** begin **
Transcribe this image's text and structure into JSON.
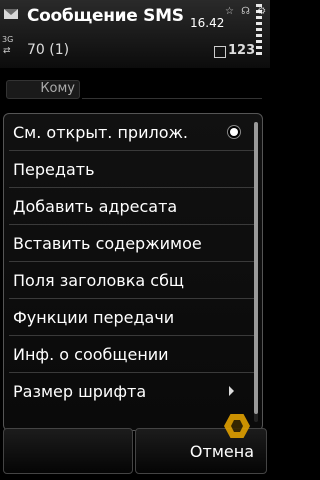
{
  "status_bar": {
    "title": "Сообщение SMS",
    "time": "16.42",
    "network": "3G",
    "network_arrows": "⇄",
    "char_counter": "70 (1)",
    "input_mode": "123",
    "top_icons": "☆ ☊ ⚙"
  },
  "recipient": {
    "to_label": "Кому"
  },
  "menu": {
    "items": [
      {
        "label": "См. открыт. прилож.",
        "marker": "radio-selected"
      },
      {
        "label": "Передать"
      },
      {
        "label": "Добавить адресата"
      },
      {
        "label": "Вставить содержимое"
      },
      {
        "label": "Поля заголовка сбщ"
      },
      {
        "label": "Функции передачи"
      },
      {
        "label": "Инф. о сообщении"
      },
      {
        "label": "Размер шрифта",
        "marker": "submenu-arrow"
      }
    ]
  },
  "softkeys": {
    "left": "",
    "right": "Отмена"
  },
  "colors": {
    "background": "#000000",
    "menu_border": "#555555",
    "logo": "#e0a000"
  }
}
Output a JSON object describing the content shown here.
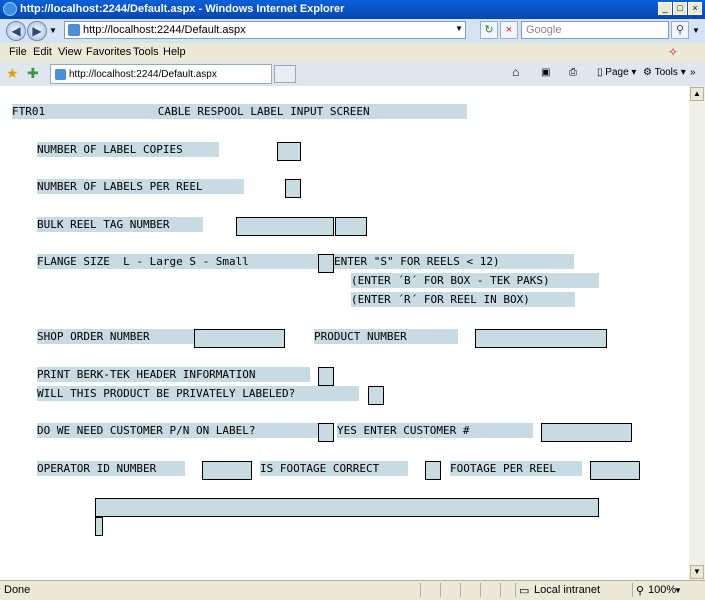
{
  "window": {
    "title": "http://localhost:2244/Default.aspx - Windows Internet Explorer"
  },
  "address_bar": {
    "url": "http://localhost:2244/Default.aspx",
    "search_placeholder": "Google"
  },
  "menu": [
    "File",
    "Edit",
    "View",
    "Favorites",
    "Tools",
    "Help"
  ],
  "tab": {
    "title": "http://localhost:2244/Default.aspx"
  },
  "toolbar": {
    "page_label": "Page",
    "tools_label": "Tools"
  },
  "screen": {
    "header": "FTR01                 CABLE RESPOOL LABEL INPUT SCREEN      ",
    "label_copies": "NUMBER OF LABEL COPIES    ",
    "labels_per_reel": "NUMBER OF LABELS PER REEL  ",
    "bulk_reel_tag": "BULK REEL TAG NUMBER   ",
    "flange_size": "FLANGE SIZE  L - Large S - Small    ",
    "flange_hint_1": "ENTER \"S\" FOR REELS < 12)    ",
    "flange_hint_2": "(ENTER ´B´ FOR BOX - TEK PAKS)",
    "flange_hint_3": "(ENTER ´R´ FOR REEL IN BOX) ",
    "shop_order": "SHOP ORDER NUMBER    ",
    "product_number": "PRODUCT NUMBER     ",
    "print_header": "PRINT BERK-TEK HEADER INFORMATION ",
    "privately_labeled": "WILL THIS PRODUCT BE PRIVATELY LABELED?  ",
    "customer_pn": "DO WE NEED CUSTOMER P/N ON LABEL?    ",
    "enter_customer": "YES ENTER CUSTOMER #    ",
    "operator_id": "OPERATOR ID NUMBER  ",
    "footage_correct": "IS FOOTAGE CORRECT ",
    "footage_per_reel": "FOOTAGE PER REEL  "
  },
  "status_bar": {
    "status": "Done",
    "zone": "Local intranet",
    "zoom": "100%"
  },
  "colors": {
    "field_bg": "#c8dae2",
    "title_bar": "#0a5fd8"
  }
}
** end **
#### Request:
Using the records above, pull out each line where the word "localhost" occurs.

#### Answer to the task:
    "title": "http://localhost:2244/Default.aspx - Windows Internet Explorer"
    "url": "http://localhost:2244/Default.aspx",
    "title": "http://localhost:2244/Default.aspx"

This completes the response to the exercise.